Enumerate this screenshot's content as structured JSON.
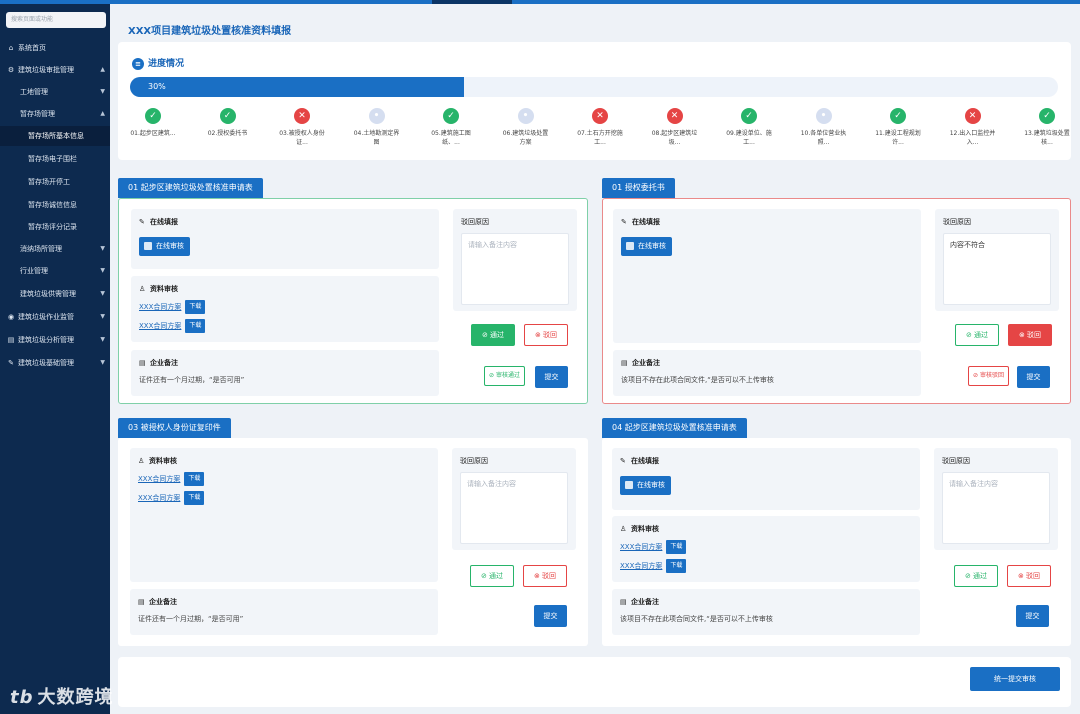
{
  "sidebar": {
    "search_placeholder": "搜索页面或功能",
    "items": [
      {
        "icon": "⌂",
        "label": "系统首页"
      },
      {
        "icon": "⚙",
        "label": "建筑垃圾审批管理"
      },
      {
        "label": "工地管理"
      },
      {
        "label": "暂存场管理"
      },
      {
        "label": "暂存场所基本信息"
      },
      {
        "label": "暂存场电子围栏"
      },
      {
        "label": "暂存场开停工"
      },
      {
        "label": "暂存场诚信信息"
      },
      {
        "label": "暂存场评分记录"
      },
      {
        "label": "消纳场所管理"
      },
      {
        "label": "行业管理"
      },
      {
        "label": "建筑垃圾供需管理"
      },
      {
        "icon": "◉",
        "label": "建筑垃圾作业监管"
      },
      {
        "icon": "▤",
        "label": "建筑垃圾分析管理"
      },
      {
        "icon": "✎",
        "label": "建筑垃圾基础管理"
      }
    ]
  },
  "watermark": {
    "logo": "tb",
    "text": "大数跨境"
  },
  "page": {
    "title": "XXX项目建筑垃圾处置核准资料填报"
  },
  "progress": {
    "title": "进度情况",
    "percent_label": "30%",
    "percent": 0.3,
    "steps": [
      {
        "status": "ok",
        "label": "01.起步区建筑..."
      },
      {
        "status": "ok",
        "label": "02.授权委托书"
      },
      {
        "status": "bad",
        "label": "03.被授权人身份证..."
      },
      {
        "status": "pending",
        "label": "04.土地勘测定界图"
      },
      {
        "status": "ok",
        "label": "05.建筑施工图纸、..."
      },
      {
        "status": "pending",
        "label": "06.建筑垃圾处置方案"
      },
      {
        "status": "bad",
        "label": "07.土石方开挖施工..."
      },
      {
        "status": "bad",
        "label": "08.起步区建筑垃圾..."
      },
      {
        "status": "ok",
        "label": "09.建设单位、施工..."
      },
      {
        "status": "pending",
        "label": "10.各单位营业执照..."
      },
      {
        "status": "ok",
        "label": "11.建设工程规划许..."
      },
      {
        "status": "bad",
        "label": "12.出入口监控并入..."
      },
      {
        "status": "ok",
        "label": "13.建筑垃圾处置核..."
      }
    ]
  },
  "common": {
    "online_fill": "在线填报",
    "online_review": "在线审核",
    "material_review": "资料审核",
    "enterprise_note": "企业备注",
    "reject_reason": "驳回原因",
    "reason_placeholder": "请输入备注内容",
    "pass": "通过",
    "reject": "驳回",
    "submit": "提交",
    "download": "下载",
    "doc_name": "XXX合同方案"
  },
  "cards": [
    {
      "head": "01  起步区建筑垃圾处置核准申请表",
      "note": "证件还有一个月过期，“是否可用”",
      "status_badge": "审核通过"
    },
    {
      "head": "01  授权委托书",
      "note": "该项目不存在此项合同文件,“是否可以不上传审核",
      "reason_value": "内容不符合",
      "status_badge": "审核驳回"
    },
    {
      "head": "03  被授权人身份证复印件",
      "note": "证件还有一个月过期，“是否可用”"
    },
    {
      "head": "04  起步区建筑垃圾处置核准申请表",
      "note": "该项目不存在此项合同文件,“是否可以不上传审核"
    }
  ],
  "footer": {
    "submit_all": "统一提交审核"
  },
  "colors": {
    "primary": "#1a6fc4",
    "success": "#27b46a",
    "danger": "#e54545",
    "sidebar": "#0d2a4f"
  }
}
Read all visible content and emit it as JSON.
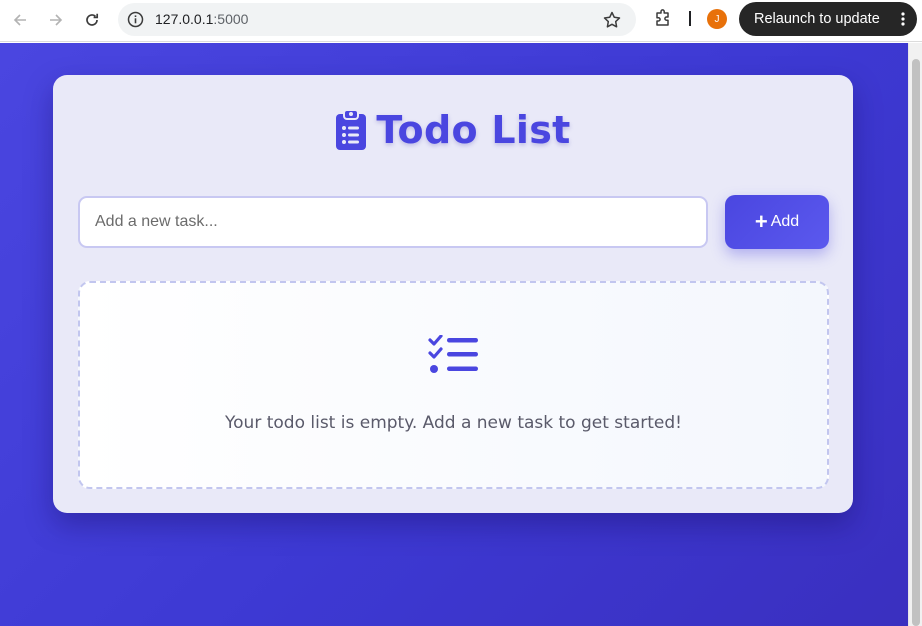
{
  "browser": {
    "url_host": "127.0.0.1",
    "url_port": ":5000",
    "profile_initial": "J",
    "relaunch_label": "Relaunch to update"
  },
  "app": {
    "title": "Todo List",
    "input_placeholder": "Add a new task...",
    "add_button_label": "Add",
    "empty_message": "Your todo list is empty. Add a new task to get started!"
  },
  "icons": {
    "title": "clipboard-list-icon",
    "empty_state": "tasks-list-icon",
    "add": "plus-icon"
  },
  "colors": {
    "accent": "#4a46e0",
    "background": "#3d39d3",
    "card": "#e9e9f8"
  }
}
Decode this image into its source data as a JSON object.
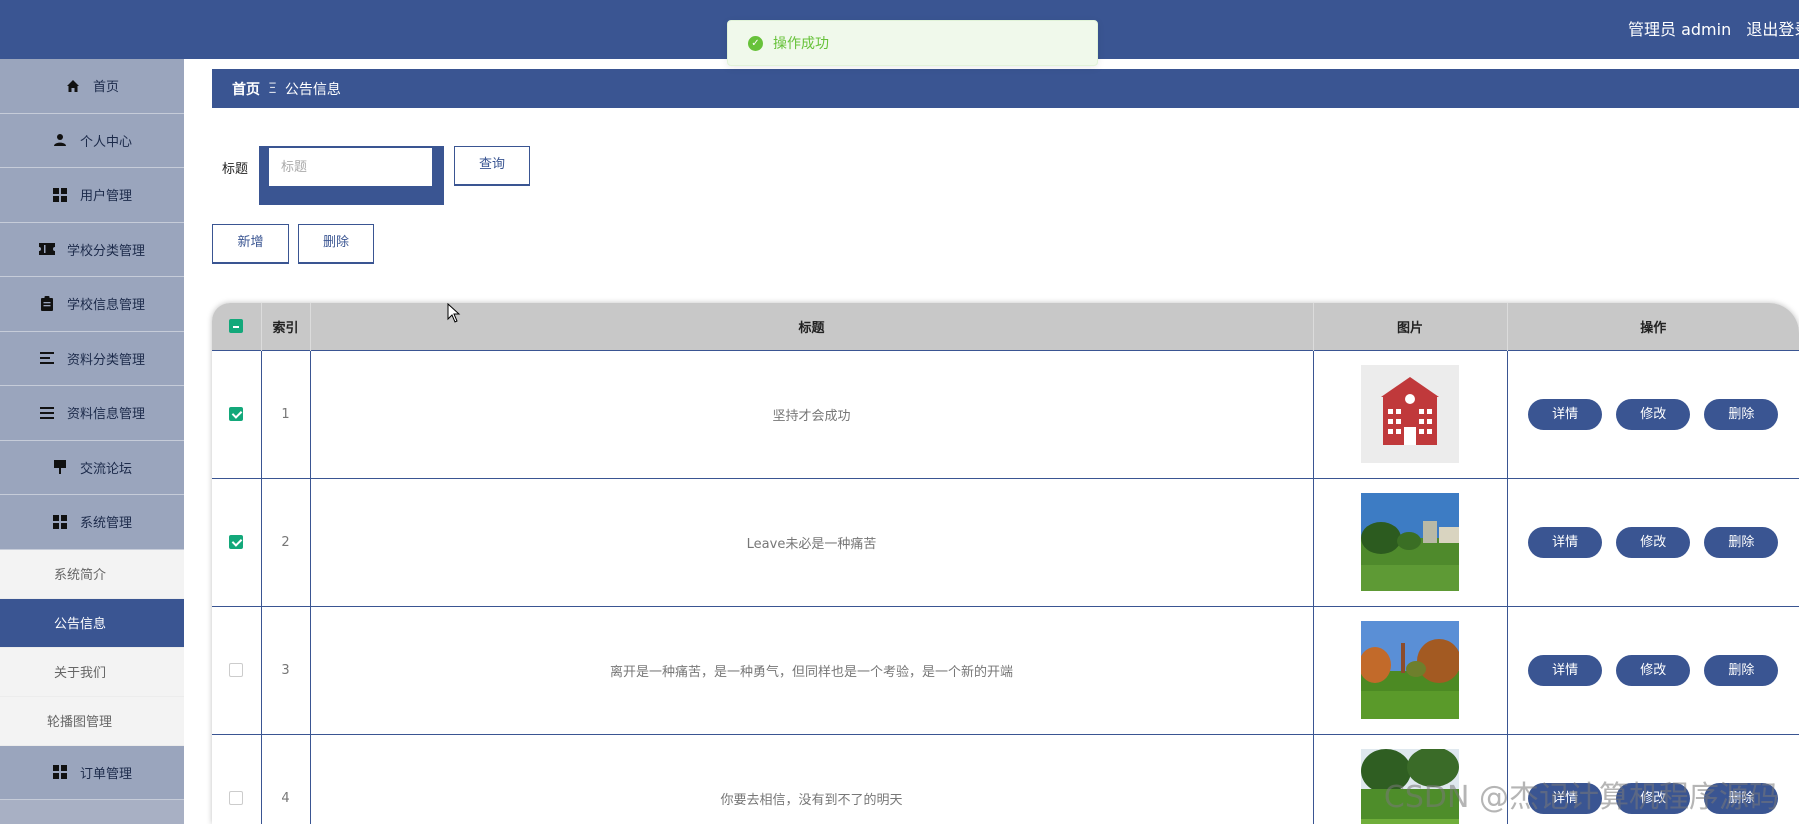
{
  "header": {
    "role": "管理员 admin",
    "logout": "退出登录"
  },
  "toast": {
    "message": "操作成功"
  },
  "sidebar": {
    "items": [
      {
        "label": "首页",
        "icon": "home-icon"
      },
      {
        "label": "个人中心",
        "icon": "user-icon"
      },
      {
        "label": "用户管理",
        "icon": "grid-icon"
      },
      {
        "label": "学校分类管理",
        "icon": "ticket-icon"
      },
      {
        "label": "学校信息管理",
        "icon": "clipboard-icon"
      },
      {
        "label": "资料分类管理",
        "icon": "list-icon"
      },
      {
        "label": "资料信息管理",
        "icon": "list-icon"
      },
      {
        "label": "交流论坛",
        "icon": "board-icon"
      },
      {
        "label": "系统管理",
        "icon": "grid-icon"
      }
    ],
    "sub_items": [
      {
        "label": "系统简介"
      },
      {
        "label": "公告信息",
        "active": true
      },
      {
        "label": "关于我们"
      },
      {
        "label": "轮播图管理"
      }
    ],
    "tail_item": {
      "label": "订单管理",
      "icon": "grid-icon"
    }
  },
  "breadcrumb": {
    "home": "首页",
    "separator": "Ξ",
    "current": "公告信息"
  },
  "search": {
    "label": "标题",
    "placeholder": "标题",
    "button": "查询"
  },
  "actions": {
    "add": "新增",
    "delete": "删除"
  },
  "table": {
    "headers": {
      "index": "索引",
      "title": "标题",
      "image": "图片",
      "ops": "操作"
    },
    "row_buttons": {
      "detail": "详情",
      "edit": "修改",
      "delete": "删除"
    },
    "rows": [
      {
        "index": "1",
        "title": "坚持才会成功",
        "checked": true,
        "image": "school-building-icon"
      },
      {
        "index": "2",
        "title": "Leave未必是一种痛苦",
        "checked": true,
        "image": "campus-photo"
      },
      {
        "index": "3",
        "title": "离开是一种痛苦，是一种勇气，但同样也是一个考验，是一个新的开端",
        "checked": false,
        "image": "campus-photo"
      },
      {
        "index": "4",
        "title": "你要去相信，没有到不了的明天",
        "checked": false,
        "image": "campus-photo"
      }
    ]
  },
  "watermark": "CSDN @杰记计算机程序源码",
  "colors": {
    "primary": "#3a5592",
    "success": "#67c23a",
    "checkbox": "#13a87a"
  }
}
------------------------------
EXERCISE DETAILS →
Return each line exactly as written. Any picture gets left out.

WRITTEN SOLUTION →
Enumerate this screenshot's content as structured JSON.
{
  "sidebar": {
    "search_placeholder": "搜索页面或功能",
    "items": [
      {
        "icon": "⌂",
        "label": "系统首页"
      },
      {
        "icon": "⚙",
        "label": "建筑垃圾审批管理"
      },
      {
        "label": "工地管理"
      },
      {
        "label": "暂存场管理"
      },
      {
        "label": "暂存场所基本信息"
      },
      {
        "label": "暂存场电子围栏"
      },
      {
        "label": "暂存场开停工"
      },
      {
        "label": "暂存场诚信信息"
      },
      {
        "label": "暂存场评分记录"
      },
      {
        "label": "消纳场所管理"
      },
      {
        "label": "行业管理"
      },
      {
        "label": "建筑垃圾供需管理"
      },
      {
        "icon": "◉",
        "label": "建筑垃圾作业监管"
      },
      {
        "icon": "▤",
        "label": "建筑垃圾分析管理"
      },
      {
        "icon": "✎",
        "label": "建筑垃圾基础管理"
      }
    ]
  },
  "watermark": {
    "logo": "tb",
    "text": "大数跨境"
  },
  "page": {
    "title": "XXX项目建筑垃圾处置核准资料填报"
  },
  "progress": {
    "title": "进度情况",
    "percent_label": "30%",
    "percent": 0.3,
    "steps": [
      {
        "status": "ok",
        "label": "01.起步区建筑..."
      },
      {
        "status": "ok",
        "label": "02.授权委托书"
      },
      {
        "status": "bad",
        "label": "03.被授权人身份证..."
      },
      {
        "status": "pending",
        "label": "04.土地勘测定界图"
      },
      {
        "status": "ok",
        "label": "05.建筑施工图纸、..."
      },
      {
        "status": "pending",
        "label": "06.建筑垃圾处置方案"
      },
      {
        "status": "bad",
        "label": "07.土石方开挖施工..."
      },
      {
        "status": "bad",
        "label": "08.起步区建筑垃圾..."
      },
      {
        "status": "ok",
        "label": "09.建设单位、施工..."
      },
      {
        "status": "pending",
        "label": "10.各单位营业执照..."
      },
      {
        "status": "ok",
        "label": "11.建设工程规划许..."
      },
      {
        "status": "bad",
        "label": "12.出入口监控并入..."
      },
      {
        "status": "ok",
        "label": "13.建筑垃圾处置核..."
      }
    ]
  },
  "common": {
    "online_fill": "在线填报",
    "online_review": "在线审核",
    "material_review": "资料审核",
    "enterprise_note": "企业备注",
    "reject_reason": "驳回原因",
    "reason_placeholder": "请输入备注内容",
    "pass": "通过",
    "reject": "驳回",
    "submit": "提交",
    "download": "下载",
    "doc_name": "XXX合同方案"
  },
  "cards": [
    {
      "head": "01  起步区建筑垃圾处置核准申请表",
      "note": "证件还有一个月过期，“是否可用”",
      "status_badge": "审核通过"
    },
    {
      "head": "01  授权委托书",
      "note": "该项目不存在此项合同文件,“是否可以不上传审核",
      "reason_value": "内容不符合",
      "status_badge": "审核驳回"
    },
    {
      "head": "03  被授权人身份证复印件",
      "note": "证件还有一个月过期，“是否可用”"
    },
    {
      "head": "04  起步区建筑垃圾处置核准申请表",
      "note": "该项目不存在此项合同文件,“是否可以不上传审核"
    }
  ],
  "footer": {
    "submit_all": "统一提交审核"
  },
  "colors": {
    "primary": "#1a6fc4",
    "success": "#27b46a",
    "danger": "#e54545",
    "sidebar": "#0d2a4f"
  }
}
Read all visible content and emit it as JSON.
{
  "browser": {
    "url_host": "127.0.0.1",
    "url_port": ":5000",
    "profile_initial": "J",
    "relaunch_label": "Relaunch to update"
  },
  "app": {
    "title": "Todo List",
    "input_placeholder": "Add a new task...",
    "add_button_label": "Add",
    "empty_message": "Your todo list is empty. Add a new task to get started!"
  },
  "icons": {
    "title": "clipboard-list-icon",
    "empty_state": "tasks-list-icon",
    "add": "plus-icon"
  },
  "colors": {
    "accent": "#4a46e0",
    "background": "#3d39d3",
    "card": "#e9e9f8"
  }
}
Decode this image into its source data as a JSON object.
{
  "header": {
    "role": "管理员 admin",
    "logout": "退出登录"
  },
  "toast": {
    "message": "操作成功"
  },
  "sidebar": {
    "items": [
      {
        "label": "首页",
        "icon": "home-icon"
      },
      {
        "label": "个人中心",
        "icon": "user-icon"
      },
      {
        "label": "用户管理",
        "icon": "grid-icon"
      },
      {
        "label": "学校分类管理",
        "icon": "ticket-icon"
      },
      {
        "label": "学校信息管理",
        "icon": "clipboard-icon"
      },
      {
        "label": "资料分类管理",
        "icon": "list-icon"
      },
      {
        "label": "资料信息管理",
        "icon": "list-icon"
      },
      {
        "label": "交流论坛",
        "icon": "board-icon"
      },
      {
        "label": "系统管理",
        "icon": "grid-icon"
      }
    ],
    "sub_items": [
      {
        "label": "系统简介"
      },
      {
        "label": "公告信息",
        "active": true
      },
      {
        "label": "关于我们"
      },
      {
        "label": "轮播图管理"
      }
    ],
    "tail_item": {
      "label": "订单管理",
      "icon": "grid-icon"
    }
  },
  "breadcrumb": {
    "home": "首页",
    "separator": "Ξ",
    "current": "公告信息"
  },
  "search": {
    "label": "标题",
    "placeholder": "标题",
    "button": "查询"
  },
  "actions": {
    "add": "新增",
    "delete": "删除"
  },
  "table": {
    "headers": {
      "index": "索引",
      "title": "标题",
      "image": "图片",
      "ops": "操作"
    },
    "row_buttons": {
      "detail": "详情",
      "edit": "修改",
      "delete": "删除"
    },
    "rows": [
      {
        "index": "1",
        "title": "坚持才会成功",
        "checked": true,
        "image": "school-building-icon"
      },
      {
        "index": "2",
        "title": "Leave未必是一种痛苦",
        "checked": true,
        "image": "campus-photo"
      },
      {
        "index": "3",
        "title": "离开是一种痛苦，是一种勇气，但同样也是一个考验，是一个新的开端",
        "checked": false,
        "image": "campus-photo"
      },
      {
        "index": "4",
        "title": "你要去相信，没有到不了的明天",
        "checked": false,
        "image": "campus-photo"
      }
    ]
  },
  "watermark": "CSDN @杰记计算机程序源码",
  "colors": {
    "primary": "#3a5592",
    "success": "#67c23a",
    "checkbox": "#13a87a"
  }
}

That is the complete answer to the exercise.